PROBLEM TO WORK ON: Pick out and copy every line below that has the word "page".

STORED RECORDS:

* START *

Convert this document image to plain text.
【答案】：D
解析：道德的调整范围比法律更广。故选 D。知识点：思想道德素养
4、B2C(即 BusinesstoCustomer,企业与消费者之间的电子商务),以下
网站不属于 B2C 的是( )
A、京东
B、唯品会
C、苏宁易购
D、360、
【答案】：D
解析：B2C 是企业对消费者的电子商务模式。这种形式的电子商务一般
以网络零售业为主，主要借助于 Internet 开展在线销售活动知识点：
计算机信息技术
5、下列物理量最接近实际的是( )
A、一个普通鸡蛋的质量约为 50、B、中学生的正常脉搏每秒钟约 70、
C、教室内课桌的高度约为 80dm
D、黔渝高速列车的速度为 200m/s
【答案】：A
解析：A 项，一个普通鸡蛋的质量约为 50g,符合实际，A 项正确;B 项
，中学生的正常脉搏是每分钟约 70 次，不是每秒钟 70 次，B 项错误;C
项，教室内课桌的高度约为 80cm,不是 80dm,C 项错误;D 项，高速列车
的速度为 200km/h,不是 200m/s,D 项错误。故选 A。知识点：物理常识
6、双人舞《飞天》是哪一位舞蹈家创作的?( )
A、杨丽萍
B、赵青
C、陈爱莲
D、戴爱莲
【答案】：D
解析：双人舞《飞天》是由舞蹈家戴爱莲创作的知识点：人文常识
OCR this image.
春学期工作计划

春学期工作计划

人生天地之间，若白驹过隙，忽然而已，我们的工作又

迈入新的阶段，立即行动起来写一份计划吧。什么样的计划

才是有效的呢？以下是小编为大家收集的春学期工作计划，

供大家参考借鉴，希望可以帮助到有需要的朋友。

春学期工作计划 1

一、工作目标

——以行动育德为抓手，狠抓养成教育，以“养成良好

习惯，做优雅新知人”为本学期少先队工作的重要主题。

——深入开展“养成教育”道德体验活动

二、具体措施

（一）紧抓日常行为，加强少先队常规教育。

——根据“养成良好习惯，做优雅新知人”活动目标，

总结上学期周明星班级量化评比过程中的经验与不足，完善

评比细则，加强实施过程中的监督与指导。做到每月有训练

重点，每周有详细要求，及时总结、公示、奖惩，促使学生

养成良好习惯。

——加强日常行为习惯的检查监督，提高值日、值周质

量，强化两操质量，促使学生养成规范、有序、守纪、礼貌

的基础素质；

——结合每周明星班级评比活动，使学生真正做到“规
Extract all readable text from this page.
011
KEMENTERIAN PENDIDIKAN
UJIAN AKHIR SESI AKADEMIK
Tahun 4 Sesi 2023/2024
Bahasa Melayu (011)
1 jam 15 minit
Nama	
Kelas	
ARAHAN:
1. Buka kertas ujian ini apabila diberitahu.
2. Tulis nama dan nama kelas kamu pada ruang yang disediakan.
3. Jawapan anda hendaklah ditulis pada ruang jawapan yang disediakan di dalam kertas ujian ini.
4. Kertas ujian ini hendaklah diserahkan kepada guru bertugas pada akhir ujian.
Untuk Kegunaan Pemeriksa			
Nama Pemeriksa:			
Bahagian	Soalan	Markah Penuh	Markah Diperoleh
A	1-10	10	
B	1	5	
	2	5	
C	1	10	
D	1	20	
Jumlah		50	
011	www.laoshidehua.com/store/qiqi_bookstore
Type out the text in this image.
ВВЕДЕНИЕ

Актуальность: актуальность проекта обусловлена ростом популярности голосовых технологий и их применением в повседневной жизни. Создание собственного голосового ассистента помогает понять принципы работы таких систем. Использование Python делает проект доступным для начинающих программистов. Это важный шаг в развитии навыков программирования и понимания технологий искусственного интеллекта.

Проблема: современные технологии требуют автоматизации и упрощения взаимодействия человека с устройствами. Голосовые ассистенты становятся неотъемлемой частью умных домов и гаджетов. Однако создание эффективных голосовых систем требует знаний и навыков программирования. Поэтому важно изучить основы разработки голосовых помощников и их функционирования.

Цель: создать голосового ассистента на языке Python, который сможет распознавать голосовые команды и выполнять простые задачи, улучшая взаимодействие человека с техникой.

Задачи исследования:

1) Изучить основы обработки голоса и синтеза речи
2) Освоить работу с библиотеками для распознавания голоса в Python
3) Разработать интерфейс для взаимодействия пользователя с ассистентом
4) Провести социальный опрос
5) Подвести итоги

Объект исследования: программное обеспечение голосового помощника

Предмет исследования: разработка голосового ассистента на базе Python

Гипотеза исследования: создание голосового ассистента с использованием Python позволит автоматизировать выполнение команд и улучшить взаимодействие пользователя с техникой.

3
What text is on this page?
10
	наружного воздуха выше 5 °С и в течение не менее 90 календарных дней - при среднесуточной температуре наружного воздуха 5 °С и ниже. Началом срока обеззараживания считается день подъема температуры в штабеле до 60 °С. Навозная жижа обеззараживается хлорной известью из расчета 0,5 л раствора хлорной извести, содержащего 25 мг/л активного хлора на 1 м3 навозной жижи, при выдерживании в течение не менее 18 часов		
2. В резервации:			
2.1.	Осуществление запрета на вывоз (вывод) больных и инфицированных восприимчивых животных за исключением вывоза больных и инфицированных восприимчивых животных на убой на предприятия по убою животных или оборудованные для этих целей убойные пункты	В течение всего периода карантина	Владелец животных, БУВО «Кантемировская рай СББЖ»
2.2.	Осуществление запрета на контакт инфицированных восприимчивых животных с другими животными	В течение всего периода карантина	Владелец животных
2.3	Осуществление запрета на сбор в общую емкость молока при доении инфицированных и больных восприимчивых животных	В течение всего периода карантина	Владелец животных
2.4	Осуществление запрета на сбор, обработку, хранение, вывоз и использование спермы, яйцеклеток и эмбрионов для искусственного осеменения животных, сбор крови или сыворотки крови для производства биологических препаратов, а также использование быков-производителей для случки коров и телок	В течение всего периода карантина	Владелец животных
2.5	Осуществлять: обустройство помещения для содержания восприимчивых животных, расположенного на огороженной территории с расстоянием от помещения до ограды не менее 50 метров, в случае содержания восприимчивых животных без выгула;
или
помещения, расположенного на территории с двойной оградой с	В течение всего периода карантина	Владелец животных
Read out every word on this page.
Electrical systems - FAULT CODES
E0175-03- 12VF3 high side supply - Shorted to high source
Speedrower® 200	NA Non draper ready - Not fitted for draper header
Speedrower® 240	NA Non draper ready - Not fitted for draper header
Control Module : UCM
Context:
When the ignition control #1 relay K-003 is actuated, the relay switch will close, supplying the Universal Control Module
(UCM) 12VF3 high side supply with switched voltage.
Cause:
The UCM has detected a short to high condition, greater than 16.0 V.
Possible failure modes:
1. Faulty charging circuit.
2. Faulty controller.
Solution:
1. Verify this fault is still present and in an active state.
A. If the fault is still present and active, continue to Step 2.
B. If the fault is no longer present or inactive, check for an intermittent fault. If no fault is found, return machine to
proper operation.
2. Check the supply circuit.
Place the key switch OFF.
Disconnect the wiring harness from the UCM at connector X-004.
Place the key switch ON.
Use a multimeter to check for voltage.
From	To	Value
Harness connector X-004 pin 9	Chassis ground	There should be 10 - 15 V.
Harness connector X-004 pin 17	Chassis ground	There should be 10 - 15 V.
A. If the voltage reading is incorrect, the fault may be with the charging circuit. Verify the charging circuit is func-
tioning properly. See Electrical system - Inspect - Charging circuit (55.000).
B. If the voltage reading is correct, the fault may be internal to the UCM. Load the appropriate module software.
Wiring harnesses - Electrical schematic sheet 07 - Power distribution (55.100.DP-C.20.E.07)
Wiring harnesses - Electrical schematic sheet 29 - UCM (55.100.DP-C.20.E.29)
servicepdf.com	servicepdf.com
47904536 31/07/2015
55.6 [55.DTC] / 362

* END *

ANSWER IN FULL:
Extract all readable text from this page.
What text is on this page?
Read out every word on this page.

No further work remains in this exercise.